Stated goal: Some lines of these records may hold the word "details"; state how many, using only the number.

Task inputs:
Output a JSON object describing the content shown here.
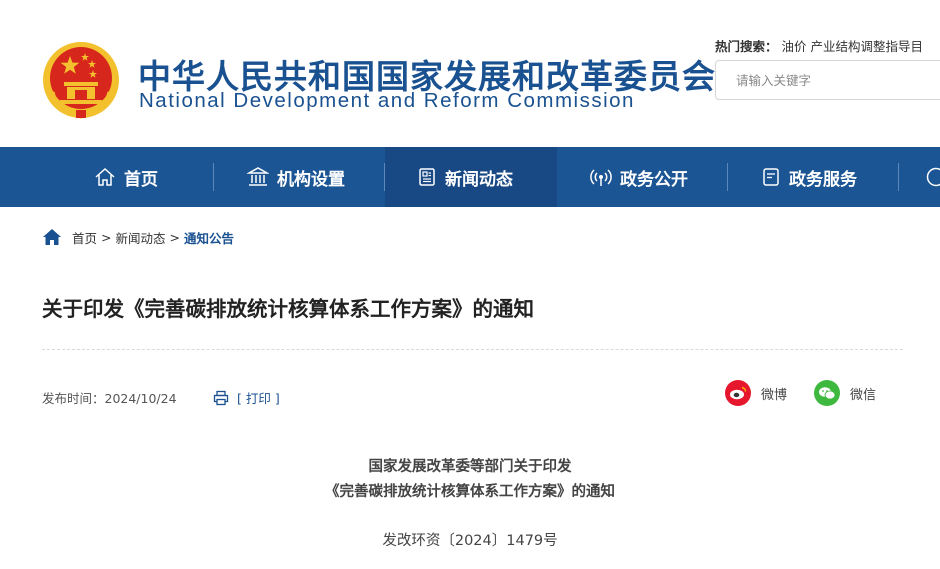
{
  "header": {
    "title_cn": "中华人民共和国国家发展和改革委员会",
    "title_en": "National Development and Reform Commission",
    "hot_search_label": "热门搜索：",
    "hot_search_keywords": [
      "油价",
      "产业结构调整指导目"
    ],
    "search_placeholder": "请输入关键字"
  },
  "nav": {
    "items": [
      {
        "label": "首页",
        "icon": "home-icon"
      },
      {
        "label": "机构设置",
        "icon": "building-icon"
      },
      {
        "label": "新闻动态",
        "icon": "news-icon",
        "active": true
      },
      {
        "label": "政务公开",
        "icon": "broadcast-icon"
      },
      {
        "label": "政务服务",
        "icon": "service-icon"
      }
    ]
  },
  "breadcrumb": {
    "items": [
      "首页",
      "新闻动态"
    ],
    "separator": ">",
    "current": "通知公告"
  },
  "article": {
    "title": "关于印发《完善碳排放统计核算体系工作方案》的通知",
    "publish_date": "发布时间：2024/10/24",
    "print_label": "[ 打印 ]",
    "share": [
      {
        "label": "微博",
        "icon": "weibo-icon",
        "color": "#e6162d"
      },
      {
        "label": "微信",
        "icon": "wechat-icon",
        "color": "#3fb83f"
      }
    ],
    "heading_line1": "国家发展改革委等部门关于印发",
    "heading_line2": "《完善碳排放统计核算体系工作方案》的通知",
    "doc_number": "发改环资〔2024〕1479号"
  },
  "colors": {
    "brand": "#1c5594",
    "nav_active": "#184985",
    "emblem_red": "#d7261c",
    "emblem_gold": "#f3c12d"
  }
}
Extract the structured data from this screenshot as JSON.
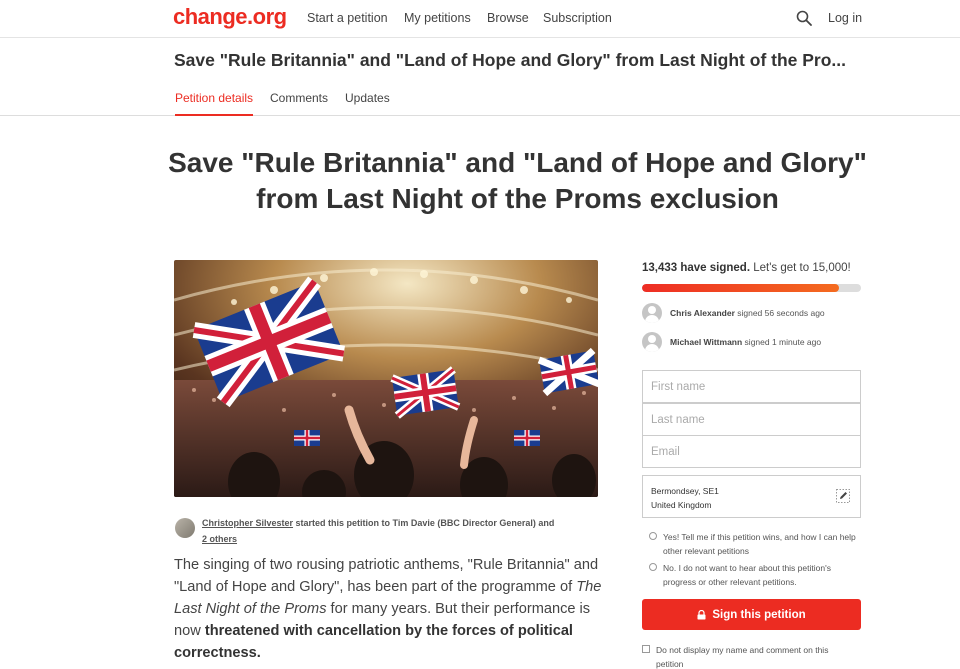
{
  "nav": {
    "logo": "change.org",
    "links": [
      "Start a petition",
      "My petitions",
      "Browse",
      "Subscription"
    ],
    "login": "Log in"
  },
  "titlebar": {
    "title": "Save \"Rule Britannia\" and \"Land of Hope and Glory\" from Last Night of the Pro...",
    "tabs": [
      "Petition details",
      "Comments",
      "Updates"
    ],
    "active_tab": "Petition details"
  },
  "headline": {
    "line1": "Save \"Rule Britannia\" and \"Land of Hope and Glory\"",
    "line2": "from Last Night of the Proms exclusion"
  },
  "starter": {
    "name": "Christopher Silvester",
    "middle": " started this petition to Tim Davie (BBC Director General) and",
    "others": "2 others"
  },
  "story": {
    "p1": "The singing of two rousing patriotic anthems, \"Rule Britannia\" and \"Land of Hope and Glory\", has been part of the programme of ",
    "p1_italic": "The Last Night of the Proms",
    "p1_mid": " for many years. But their performance is now ",
    "p1_bold": "threatened with cancellation by the forces of political correctness."
  },
  "signatures": {
    "count_text": "13,433 have signed.",
    "goal_text": " Let's get to 15,000!",
    "progress_fraction": 0.9,
    "recent": [
      {
        "name": "Chris Alexander",
        "when": " signed 56 seconds ago"
      },
      {
        "name": "Michael Wittmann",
        "when": " signed 1 minute ago"
      }
    ]
  },
  "form": {
    "first_name_placeholder": "First name",
    "last_name_placeholder": "Last name",
    "email_placeholder": "Email",
    "location_line1": "Bermondsey, SE1",
    "location_line2": "United Kingdom",
    "opt_in_yes": "Yes! Tell me if this petition wins, and how I can help other relevant petitions",
    "opt_in_no": "No. I do not want to hear about this petition's progress or other relevant petitions.",
    "sign_button": "Sign this petition",
    "hide_name": "Do not display my name and comment on this petition"
  },
  "colors": {
    "brand_red": "#ec2c22",
    "progress_orange": "#f46b1f"
  }
}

Output below: 2